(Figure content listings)
■ ■ ■ ■ ■ ■ ■
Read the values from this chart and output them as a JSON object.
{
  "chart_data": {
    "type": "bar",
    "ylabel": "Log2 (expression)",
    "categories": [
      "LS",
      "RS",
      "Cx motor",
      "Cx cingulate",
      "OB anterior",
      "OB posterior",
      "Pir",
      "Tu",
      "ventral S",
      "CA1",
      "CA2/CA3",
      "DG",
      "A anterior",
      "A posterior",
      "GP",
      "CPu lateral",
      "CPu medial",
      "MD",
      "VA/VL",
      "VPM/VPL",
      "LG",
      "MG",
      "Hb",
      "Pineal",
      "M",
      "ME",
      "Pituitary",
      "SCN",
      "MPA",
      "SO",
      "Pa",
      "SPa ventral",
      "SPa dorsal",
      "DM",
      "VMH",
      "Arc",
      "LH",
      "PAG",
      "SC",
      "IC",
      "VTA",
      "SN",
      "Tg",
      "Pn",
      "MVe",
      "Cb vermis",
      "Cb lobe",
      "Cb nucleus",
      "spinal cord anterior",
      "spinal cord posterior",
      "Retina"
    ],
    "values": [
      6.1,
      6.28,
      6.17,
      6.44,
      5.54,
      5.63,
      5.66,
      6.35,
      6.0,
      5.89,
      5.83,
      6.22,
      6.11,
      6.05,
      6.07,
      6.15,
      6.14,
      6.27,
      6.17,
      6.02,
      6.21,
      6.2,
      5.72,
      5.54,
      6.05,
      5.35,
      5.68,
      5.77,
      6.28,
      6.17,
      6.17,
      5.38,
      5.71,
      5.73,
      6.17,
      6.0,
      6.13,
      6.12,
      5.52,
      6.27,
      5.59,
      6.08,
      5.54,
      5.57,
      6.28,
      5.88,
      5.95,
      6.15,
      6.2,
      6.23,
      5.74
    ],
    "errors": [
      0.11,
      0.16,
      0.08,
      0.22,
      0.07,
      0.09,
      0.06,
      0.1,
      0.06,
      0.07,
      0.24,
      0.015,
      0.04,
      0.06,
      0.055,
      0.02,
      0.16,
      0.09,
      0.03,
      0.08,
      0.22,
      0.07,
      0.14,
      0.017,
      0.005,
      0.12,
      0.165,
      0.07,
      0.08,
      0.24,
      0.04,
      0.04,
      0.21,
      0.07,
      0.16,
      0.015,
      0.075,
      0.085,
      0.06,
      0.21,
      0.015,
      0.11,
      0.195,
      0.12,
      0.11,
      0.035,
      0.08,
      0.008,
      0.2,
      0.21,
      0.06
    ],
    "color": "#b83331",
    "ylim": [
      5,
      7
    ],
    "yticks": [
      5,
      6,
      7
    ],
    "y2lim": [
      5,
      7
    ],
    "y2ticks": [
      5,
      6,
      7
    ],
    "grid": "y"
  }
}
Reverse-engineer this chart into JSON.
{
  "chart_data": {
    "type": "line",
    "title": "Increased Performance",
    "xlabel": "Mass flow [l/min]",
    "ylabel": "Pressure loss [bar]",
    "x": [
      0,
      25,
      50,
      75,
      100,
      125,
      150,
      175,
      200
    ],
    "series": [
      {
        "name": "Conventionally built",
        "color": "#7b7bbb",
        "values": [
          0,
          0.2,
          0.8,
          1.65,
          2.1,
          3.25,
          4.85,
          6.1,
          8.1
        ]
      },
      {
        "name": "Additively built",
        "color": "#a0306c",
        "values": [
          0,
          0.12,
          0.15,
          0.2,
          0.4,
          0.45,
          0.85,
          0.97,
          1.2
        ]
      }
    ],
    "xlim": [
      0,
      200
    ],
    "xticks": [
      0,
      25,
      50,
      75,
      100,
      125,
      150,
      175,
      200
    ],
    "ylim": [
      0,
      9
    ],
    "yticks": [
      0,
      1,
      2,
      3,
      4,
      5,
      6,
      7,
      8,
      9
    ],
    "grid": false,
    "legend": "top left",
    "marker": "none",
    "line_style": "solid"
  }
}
■ ■ ■ ■ ■ ■ ■
* **SET EXERCISE**
Produce an exact copy of every entry above.

* **TASK RESPONSE**
Read the values from this chart and output them as a JSON object.
{
  "chart_data": {
    "type": "bar",
    "ylabel": "Log2 (expression)",
    "categories": [
      "LS",
      "RS",
      "Cx motor",
      "Cx cingulate",
      "OB anterior",
      "OB posterior",
      "Pir",
      "Tu",
      "ventral S",
      "CA1",
      "CA2/CA3",
      "DG",
      "A anterior",
      "A posterior",
      "GP",
      "CPu lateral",
      "CPu medial",
      "MD",
      "VA/VL",
      "VPM/VPL",
      "LG",
      "MG",
      "Hb",
      "Pineal",
      "M",
      "ME",
      "Pituitary",
      "SCN",
      "MPA",
      "SO",
      "Pa",
      "SPa ventral",
      "SPa dorsal",
      "DM",
      "VMH",
      "Arc",
      "LH",
      "PAG",
      "SC",
      "IC",
      "VTA",
      "SN",
      "Tg",
      "Pn",
      "MVe",
      "Cb vermis",
      "Cb lobe",
      "Cb nucleus",
      "spinal cord anterior",
      "spinal cord posterior",
      "Retina"
    ],
    "values": [
      6.1,
      6.28,
      6.17,
      6.44,
      5.54,
      5.63,
      5.66,
      6.35,
      6.0,
      5.89,
      5.83,
      6.22,
      6.11,
      6.05,
      6.07,
      6.15,
      6.14,
      6.27,
      6.17,
      6.02,
      6.21,
      6.2,
      5.72,
      5.54,
      6.05,
      5.35,
      5.68,
      5.77,
      6.28,
      6.17,
      6.17,
      5.38,
      5.71,
      5.73,
      6.17,
      6.0,
      6.13,
      6.12,
      5.52,
      6.27,
      5.59,
      6.08,
      5.54,
      5.57,
      6.28,
      5.88,
      5.95,
      6.15,
      6.2,
      6.23,
      5.74
    ],
    "errors": [
      0.11,
      0.16,
      0.08,
      0.22,
      0.07,
      0.09,
      0.06,
      0.1,
      0.06,
      0.07,
      0.24,
      0.015,
      0.04,
      0.06,
      0.055,
      0.02,
      0.16,
      0.09,
      0.03,
      0.08,
      0.22,
      0.07,
      0.14,
      0.017,
      0.005,
      0.12,
      0.165,
      0.07,
      0.08,
      0.24,
      0.04,
      0.04,
      0.21,
      0.07,
      0.16,
      0.015,
      0.075,
      0.085,
      0.06,
      0.21,
      0.015,
      0.11,
      0.195,
      0.12,
      0.11,
      0.035,
      0.08,
      0.008,
      0.2,
      0.21,
      0.06
    ],
    "color": "#b83331",
    "ylim": [
      5,
      7
    ],
    "yticks": [
      5,
      6,
      7
    ],
    "y2lim": [
      5,
      7
    ],
    "y2ticks": [
      5,
      6,
      7
    ],
    "grid": "y"
  }
}
Reverse-engineer this chart into JSON.
{
  "chart_data": {
    "type": "line",
    "title": "Increased Performance",
    "xlabel": "Mass flow [l/min]",
    "ylabel": "Pressure loss [bar]",
    "x": [
      0,
      25,
      50,
      75,
      100,
      125,
      150,
      175,
      200
    ],
    "series": [
      {
        "name": "Conventionally built",
        "color": "#7b7bbb",
        "values": [
          0,
          0.2,
          0.8,
          1.65,
          2.1,
          3.25,
          4.85,
          6.1,
          8.1
        ]
      },
      {
        "name": "Additively built",
        "color": "#a0306c",
        "values": [
          0,
          0.12,
          0.15,
          0.2,
          0.4,
          0.45,
          0.85,
          0.97,
          1.2
        ]
      }
    ],
    "xlim": [
      0,
      200
    ],
    "xticks": [
      0,
      25,
      50,
      75,
      100,
      125,
      150,
      175,
      200
    ],
    "ylim": [
      0,
      9
    ],
    "yticks": [
      0,
      1,
      2,
      3,
      4,
      5,
      6,
      7,
      8,
      9
    ],
    "grid": false,
    "legend": "top left",
    "marker": "none",
    "line_style": "solid"
  }
}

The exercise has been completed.